_Collection entries:_

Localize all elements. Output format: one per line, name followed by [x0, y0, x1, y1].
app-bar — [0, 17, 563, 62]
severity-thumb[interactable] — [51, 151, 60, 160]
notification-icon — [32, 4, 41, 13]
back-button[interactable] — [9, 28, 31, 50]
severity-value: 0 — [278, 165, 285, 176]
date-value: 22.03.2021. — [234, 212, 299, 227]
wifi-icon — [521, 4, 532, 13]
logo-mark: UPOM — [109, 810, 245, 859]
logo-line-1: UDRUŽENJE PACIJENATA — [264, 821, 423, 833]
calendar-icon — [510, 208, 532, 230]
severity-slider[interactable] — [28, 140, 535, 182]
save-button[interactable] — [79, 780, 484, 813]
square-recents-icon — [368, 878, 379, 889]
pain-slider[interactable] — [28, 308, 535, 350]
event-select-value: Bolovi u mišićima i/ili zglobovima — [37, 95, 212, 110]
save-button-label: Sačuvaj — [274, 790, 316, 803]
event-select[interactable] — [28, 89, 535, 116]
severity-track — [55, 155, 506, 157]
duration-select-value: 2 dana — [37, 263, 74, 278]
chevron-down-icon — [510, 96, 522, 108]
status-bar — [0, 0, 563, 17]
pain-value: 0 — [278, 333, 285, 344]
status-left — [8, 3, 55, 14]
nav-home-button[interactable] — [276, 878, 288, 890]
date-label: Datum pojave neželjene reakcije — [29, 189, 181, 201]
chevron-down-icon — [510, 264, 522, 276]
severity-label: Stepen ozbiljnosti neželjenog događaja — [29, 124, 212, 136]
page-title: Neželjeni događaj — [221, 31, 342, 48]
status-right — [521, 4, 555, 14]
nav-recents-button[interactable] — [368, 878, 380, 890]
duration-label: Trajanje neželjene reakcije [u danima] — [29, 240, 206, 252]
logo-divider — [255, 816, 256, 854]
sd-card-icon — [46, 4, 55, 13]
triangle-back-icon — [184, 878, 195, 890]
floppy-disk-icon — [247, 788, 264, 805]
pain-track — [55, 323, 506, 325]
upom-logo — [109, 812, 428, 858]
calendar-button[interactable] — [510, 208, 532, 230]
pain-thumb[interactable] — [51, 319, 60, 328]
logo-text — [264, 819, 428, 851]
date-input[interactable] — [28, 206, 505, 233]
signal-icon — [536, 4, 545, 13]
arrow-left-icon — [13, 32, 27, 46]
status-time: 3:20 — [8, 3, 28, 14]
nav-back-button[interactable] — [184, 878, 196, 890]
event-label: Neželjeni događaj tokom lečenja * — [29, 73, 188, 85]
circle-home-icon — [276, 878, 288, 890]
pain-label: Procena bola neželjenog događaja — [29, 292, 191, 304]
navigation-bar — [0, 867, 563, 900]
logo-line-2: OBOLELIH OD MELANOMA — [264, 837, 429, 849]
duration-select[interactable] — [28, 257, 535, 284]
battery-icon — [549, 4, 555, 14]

_Job:_ Please go through all the data above and change every "chevron-down-icon" to "caret-down-icon", leaving everything else as it is.

_Answer to this problem:_
Localize all elements. Output format: one per line, name followed by [x0, y0, x1, y1].
app-bar — [0, 17, 563, 62]
severity-thumb[interactable] — [51, 151, 60, 160]
notification-icon — [32, 4, 41, 13]
back-button[interactable] — [9, 28, 31, 50]
severity-value: 0 — [278, 165, 285, 176]
date-value: 22.03.2021. — [234, 212, 299, 227]
wifi-icon — [521, 4, 532, 13]
logo-mark: UPOM — [109, 810, 245, 859]
logo-line-1: UDRUŽENJE PACIJENATA — [264, 821, 423, 833]
calendar-icon — [510, 208, 532, 230]
severity-slider[interactable] — [28, 140, 535, 182]
save-button[interactable] — [79, 780, 484, 813]
square-recents-icon — [368, 878, 379, 889]
pain-slider[interactable] — [28, 308, 535, 350]
event-select-value: Bolovi u mišićima i/ili zglobovima — [37, 95, 212, 110]
save-button-label: Sačuvaj — [274, 790, 316, 803]
event-select[interactable] — [28, 89, 535, 116]
severity-track — [55, 155, 506, 157]
duration-select-value: 2 dana — [37, 263, 74, 278]
caret-down-icon — [510, 96, 522, 108]
status-bar — [0, 0, 563, 17]
pain-value: 0 — [278, 333, 285, 344]
status-left — [8, 3, 55, 14]
nav-home-button[interactable] — [276, 878, 288, 890]
date-label: Datum pojave neželjene reakcije — [29, 189, 181, 201]
caret-down-icon — [510, 264, 522, 276]
severity-label: Stepen ozbiljnosti neželjenog događaja — [29, 124, 212, 136]
page-title: Neželjeni događaj — [221, 31, 342, 48]
status-right — [521, 4, 555, 14]
nav-recents-button[interactable] — [368, 878, 380, 890]
duration-label: Trajanje neželjene reakcije [u danima] — [29, 240, 206, 252]
logo-divider — [255, 816, 256, 854]
sd-card-icon — [46, 4, 55, 13]
triangle-back-icon — [184, 878, 195, 890]
floppy-disk-icon — [247, 788, 264, 805]
pain-track — [55, 323, 506, 325]
upom-logo — [109, 812, 428, 858]
calendar-button[interactable] — [510, 208, 532, 230]
pain-thumb[interactable] — [51, 319, 60, 328]
logo-text — [264, 819, 428, 851]
date-input[interactable] — [28, 206, 505, 233]
signal-icon — [536, 4, 545, 13]
arrow-left-icon — [13, 32, 27, 46]
status-time: 3:20 — [8, 3, 28, 14]
nav-back-button[interactable] — [184, 878, 196, 890]
event-label: Neželjeni događaj tokom lečenja * — [29, 73, 188, 85]
circle-home-icon — [276, 878, 288, 890]
pain-label: Procena bola neželjenog događaja — [29, 292, 191, 304]
navigation-bar — [0, 867, 563, 900]
logo-line-2: OBOLELIH OD MELANOMA — [264, 837, 429, 849]
duration-select[interactable] — [28, 257, 535, 284]
battery-icon — [549, 4, 555, 14]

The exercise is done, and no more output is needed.